Output each entry verbatim and exclude every picture from it.

# START OF Dataset content

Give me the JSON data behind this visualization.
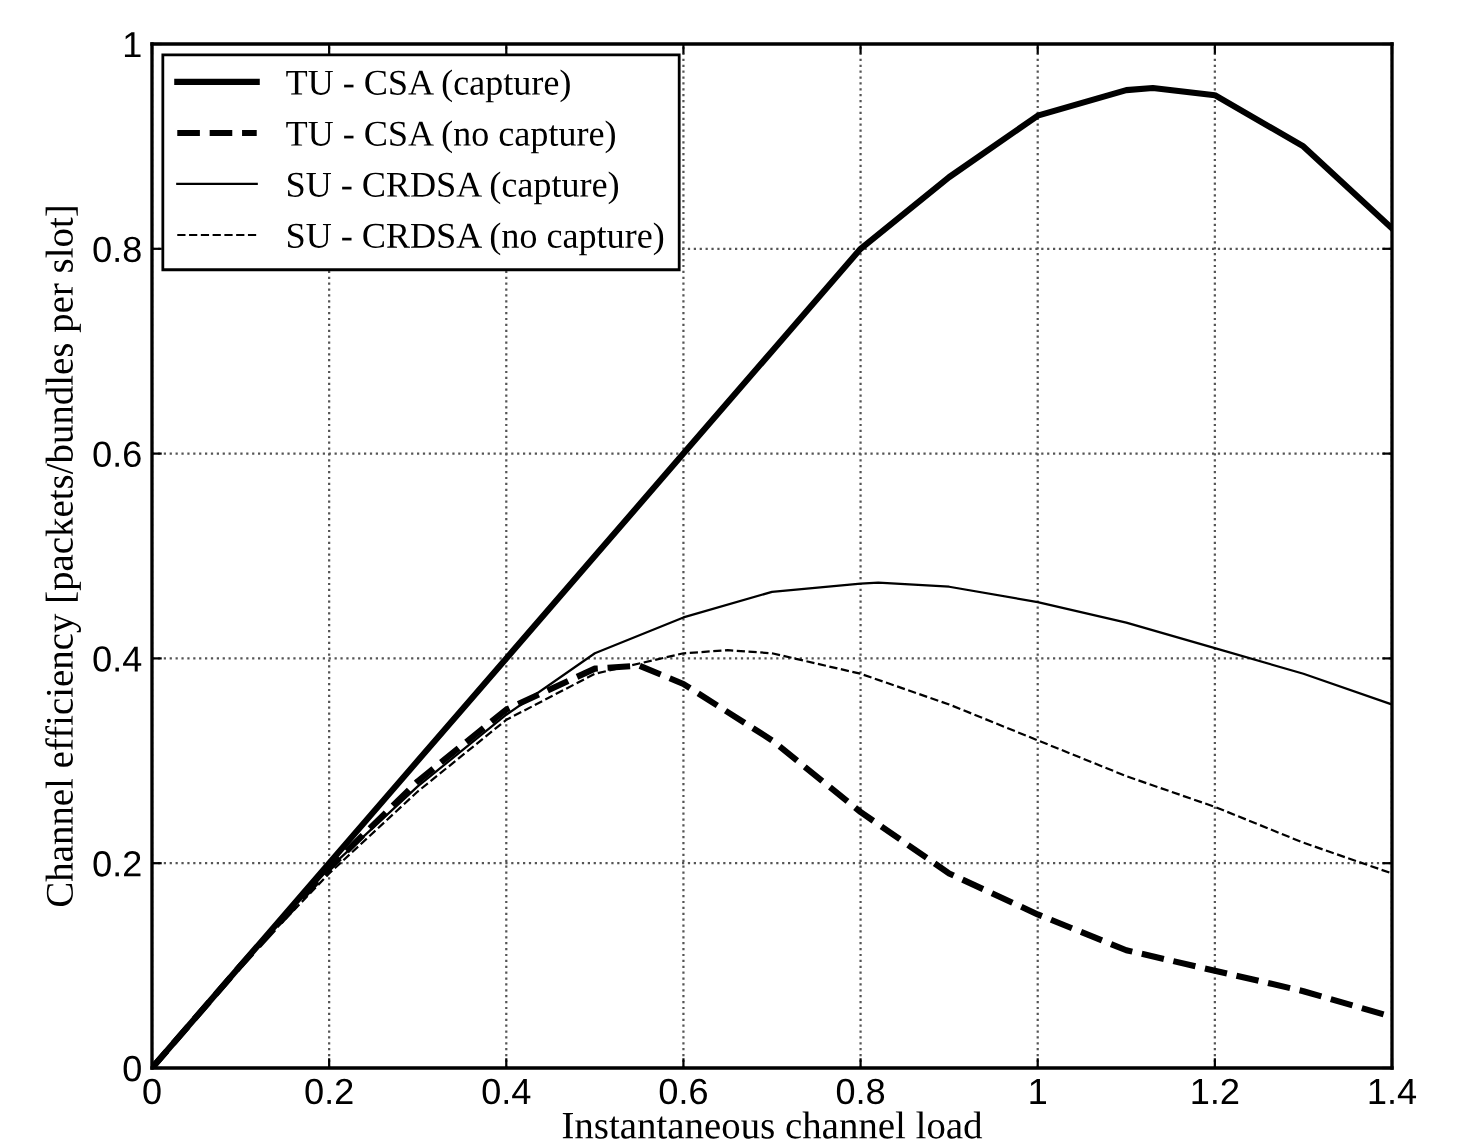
{
  "chart_data": {
    "type": "line",
    "xlabel": "Instantaneous channel load",
    "ylabel": "Channel efficiency [packets/bundles per slot]",
    "xlim": [
      0,
      1.4
    ],
    "ylim": [
      0,
      1
    ],
    "xticks": [
      0,
      0.2,
      0.4,
      0.6,
      0.8,
      1,
      1.2,
      1.4
    ],
    "yticks": [
      0,
      0.2,
      0.4,
      0.6,
      0.8,
      1
    ],
    "grid": true,
    "legend": "top left",
    "marker": "none",
    "series": [
      {
        "name": "TU - CSA (capture)",
        "color": "#000000",
        "line_style": "solid",
        "x": [
          0,
          0.1,
          0.2,
          0.3,
          0.4,
          0.5,
          0.6,
          0.7,
          0.8,
          0.9,
          1.0,
          1.1,
          1.13,
          1.2,
          1.3,
          1.4
        ],
        "values": [
          0,
          0.1,
          0.2,
          0.3,
          0.4,
          0.5,
          0.6,
          0.7,
          0.8,
          0.87,
          0.93,
          0.955,
          0.957,
          0.95,
          0.9,
          0.82
        ]
      },
      {
        "name": "TU - CSA (no capture)",
        "color": "#000000",
        "line_style": "dashed",
        "x": [
          0,
          0.1,
          0.2,
          0.3,
          0.4,
          0.5,
          0.55,
          0.6,
          0.7,
          0.8,
          0.9,
          1.0,
          1.1,
          1.2,
          1.3,
          1.4
        ],
        "values": [
          0,
          0.1,
          0.195,
          0.28,
          0.35,
          0.39,
          0.393,
          0.375,
          0.32,
          0.25,
          0.19,
          0.15,
          0.115,
          0.095,
          0.075,
          0.05
        ]
      },
      {
        "name": "SU - CRDSA (capture)",
        "color": "#000000",
        "line_style": "solid",
        "x": [
          0,
          0.1,
          0.2,
          0.3,
          0.4,
          0.5,
          0.6,
          0.7,
          0.8,
          0.82,
          0.9,
          1.0,
          1.1,
          1.2,
          1.3,
          1.4
        ],
        "values": [
          0,
          0.1,
          0.195,
          0.275,
          0.345,
          0.405,
          0.44,
          0.465,
          0.473,
          0.474,
          0.47,
          0.455,
          0.435,
          0.41,
          0.385,
          0.355
        ]
      },
      {
        "name": "SU - CRDSA (no capture)",
        "color": "#000000",
        "line_style": "dashed",
        "x": [
          0,
          0.1,
          0.2,
          0.3,
          0.4,
          0.5,
          0.6,
          0.65,
          0.7,
          0.8,
          0.9,
          1.0,
          1.1,
          1.2,
          1.3,
          1.4
        ],
        "values": [
          0,
          0.1,
          0.19,
          0.27,
          0.34,
          0.385,
          0.405,
          0.408,
          0.405,
          0.385,
          0.355,
          0.32,
          0.285,
          0.255,
          0.22,
          0.19
        ]
      }
    ]
  }
}
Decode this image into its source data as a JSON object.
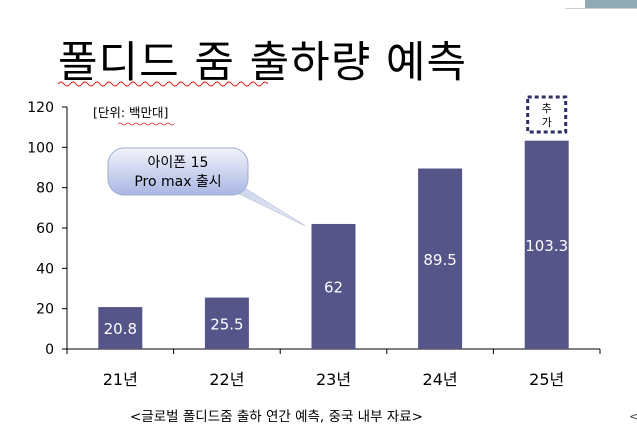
{
  "slide": {
    "title": "폴디드 줌 출하량 예측",
    "caption": "<글로벌 폴디드줌 출하 연간 예측, 중국 내부 자료>"
  },
  "chart_data": {
    "type": "bar",
    "categories": [
      "21년",
      "22년",
      "23년",
      "24년",
      "25년"
    ],
    "values": [
      20.8,
      25.5,
      62,
      89.5,
      103.3
    ],
    "value_labels": [
      "20.8",
      "25.5",
      "62",
      "89.5",
      "103.3"
    ],
    "ylim": [
      0,
      120
    ],
    "yticks": [
      0,
      20,
      40,
      60,
      80,
      100,
      120
    ],
    "unit_label": "[단위: 백만대]",
    "bar_color": "#55558a",
    "grid": false,
    "callout": {
      "line1": "아이폰 15",
      "line2": "Pro max 출시",
      "points_to": "23년"
    },
    "annotation": {
      "text_top": "추",
      "text_bottom": "가",
      "over": "25년"
    }
  }
}
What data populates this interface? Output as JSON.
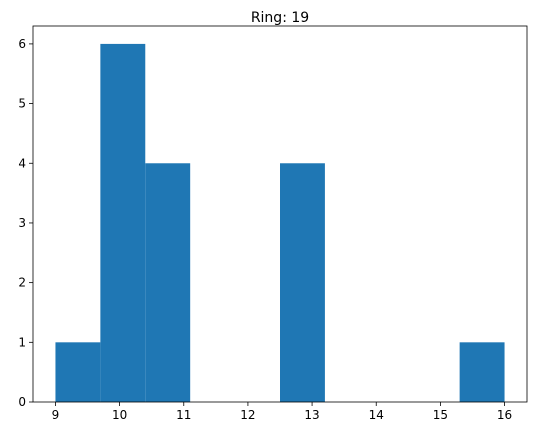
{
  "chart_data": {
    "type": "bar",
    "title": "Ring: 19",
    "xlabel": "",
    "ylabel": "",
    "bins": [
      {
        "start": 9.0,
        "end": 9.7,
        "count": 1
      },
      {
        "start": 9.7,
        "end": 10.4,
        "count": 6
      },
      {
        "start": 10.4,
        "end": 11.1,
        "count": 4
      },
      {
        "start": 11.1,
        "end": 11.8,
        "count": 0
      },
      {
        "start": 11.8,
        "end": 12.5,
        "count": 0
      },
      {
        "start": 12.5,
        "end": 13.2,
        "count": 4
      },
      {
        "start": 13.2,
        "end": 13.9,
        "count": 0
      },
      {
        "start": 13.9,
        "end": 14.6,
        "count": 0
      },
      {
        "start": 14.6,
        "end": 15.3,
        "count": 0
      },
      {
        "start": 15.3,
        "end": 16.0,
        "count": 1
      }
    ],
    "xlim": [
      8.65,
      16.35
    ],
    "ylim": [
      0,
      6.3
    ],
    "xticks": [
      9,
      10,
      11,
      12,
      13,
      14,
      15,
      16
    ],
    "yticks": [
      0,
      1,
      2,
      3,
      4,
      5,
      6
    ],
    "grid": false,
    "bar_color": "#1f77b4"
  }
}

# END OF Dataset content

• Written response:
Give me the JSON data behind this visualization.
{
  "chart_data": {
    "type": "line",
    "xlabel": "Instantaneous channel load",
    "ylabel": "Channel efficiency [packets/bundles per slot]",
    "xlim": [
      0,
      1.4
    ],
    "ylim": [
      0,
      1
    ],
    "xticks": [
      0,
      0.2,
      0.4,
      0.6,
      0.8,
      1,
      1.2,
      1.4
    ],
    "yticks": [
      0,
      0.2,
      0.4,
      0.6,
      0.8,
      1
    ],
    "grid": true,
    "legend": "top left",
    "marker": "none",
    "series": [
      {
        "name": "TU - CSA (capture)",
        "color": "#000000",
        "line_style": "solid",
        "x": [
          0,
          0.1,
          0.2,
          0.3,
          0.4,
          0.5,
          0.6,
          0.7,
          0.8,
          0.9,
          1.0,
          1.1,
          1.13,
          1.2,
          1.3,
          1.4
        ],
        "values": [
          0,
          0.1,
          0.2,
          0.3,
          0.4,
          0.5,
          0.6,
          0.7,
          0.8,
          0.87,
          0.93,
          0.955,
          0.957,
          0.95,
          0.9,
          0.82
        ]
      },
      {
        "name": "TU - CSA (no capture)",
        "color": "#000000",
        "line_style": "dashed",
        "x": [
          0,
          0.1,
          0.2,
          0.3,
          0.4,
          0.5,
          0.55,
          0.6,
          0.7,
          0.8,
          0.9,
          1.0,
          1.1,
          1.2,
          1.3,
          1.4
        ],
        "values": [
          0,
          0.1,
          0.195,
          0.28,
          0.35,
          0.39,
          0.393,
          0.375,
          0.32,
          0.25,
          0.19,
          0.15,
          0.115,
          0.095,
          0.075,
          0.05
        ]
      },
      {
        "name": "SU - CRDSA (capture)",
        "color": "#000000",
        "line_style": "solid",
        "x": [
          0,
          0.1,
          0.2,
          0.3,
          0.4,
          0.5,
          0.6,
          0.7,
          0.8,
          0.82,
          0.9,
          1.0,
          1.1,
          1.2,
          1.3,
          1.4
        ],
        "values": [
          0,
          0.1,
          0.195,
          0.275,
          0.345,
          0.405,
          0.44,
          0.465,
          0.473,
          0.474,
          0.47,
          0.455,
          0.435,
          0.41,
          0.385,
          0.355
        ]
      },
      {
        "name": "SU - CRDSA (no capture)",
        "color": "#000000",
        "line_style": "dashed",
        "x": [
          0,
          0.1,
          0.2,
          0.3,
          0.4,
          0.5,
          0.6,
          0.65,
          0.7,
          0.8,
          0.9,
          1.0,
          1.1,
          1.2,
          1.3,
          1.4
        ],
        "values": [
          0,
          0.1,
          0.19,
          0.27,
          0.34,
          0.385,
          0.405,
          0.408,
          0.405,
          0.385,
          0.355,
          0.32,
          0.285,
          0.255,
          0.22,
          0.19
        ]
      }
    ]
  }
}
Decode this image into its source data as a JSON object.
{
  "slide": {
    "title": "폴디드 줌 출하량 예측",
    "caption": "<글로벌 폴디드줌 출하 연간 예측, 중국 내부 자료>"
  },
  "chart_data": {
    "type": "bar",
    "categories": [
      "21년",
      "22년",
      "23년",
      "24년",
      "25년"
    ],
    "values": [
      20.8,
      25.5,
      62,
      89.5,
      103.3
    ],
    "value_labels": [
      "20.8",
      "25.5",
      "62",
      "89.5",
      "103.3"
    ],
    "ylim": [
      0,
      120
    ],
    "yticks": [
      0,
      20,
      40,
      60,
      80,
      100,
      120
    ],
    "unit_label": "[단위: 백만대]",
    "bar_color": "#55558a",
    "grid": false,
    "callout": {
      "line1": "아이폰 15",
      "line2": "Pro max 출시",
      "points_to": "23년"
    },
    "annotation": {
      "text_top": "추",
      "text_bottom": "가",
      "over": "25년"
    }
  }
}
What data populates this interface? Output as JSON.
{
  "chart_data": {
    "type": "bar",
    "title": "Ring: 19",
    "xlabel": "",
    "ylabel": "",
    "bins": [
      {
        "start": 9.0,
        "end": 9.7,
        "count": 1
      },
      {
        "start": 9.7,
        "end": 10.4,
        "count": 6
      },
      {
        "start": 10.4,
        "end": 11.1,
        "count": 4
      },
      {
        "start": 11.1,
        "end": 11.8,
        "count": 0
      },
      {
        "start": 11.8,
        "end": 12.5,
        "count": 0
      },
      {
        "start": 12.5,
        "end": 13.2,
        "count": 4
      },
      {
        "start": 13.2,
        "end": 13.9,
        "count": 0
      },
      {
        "start": 13.9,
        "end": 14.6,
        "count": 0
      },
      {
        "start": 14.6,
        "end": 15.3,
        "count": 0
      },
      {
        "start": 15.3,
        "end": 16.0,
        "count": 1
      }
    ],
    "xlim": [
      8.65,
      16.35
    ],
    "ylim": [
      0,
      6.3
    ],
    "xticks": [
      9,
      10,
      11,
      12,
      13,
      14,
      15,
      16
    ],
    "yticks": [
      0,
      1,
      2,
      3,
      4,
      5,
      6
    ],
    "grid": false,
    "bar_color": "#1f77b4"
  }
}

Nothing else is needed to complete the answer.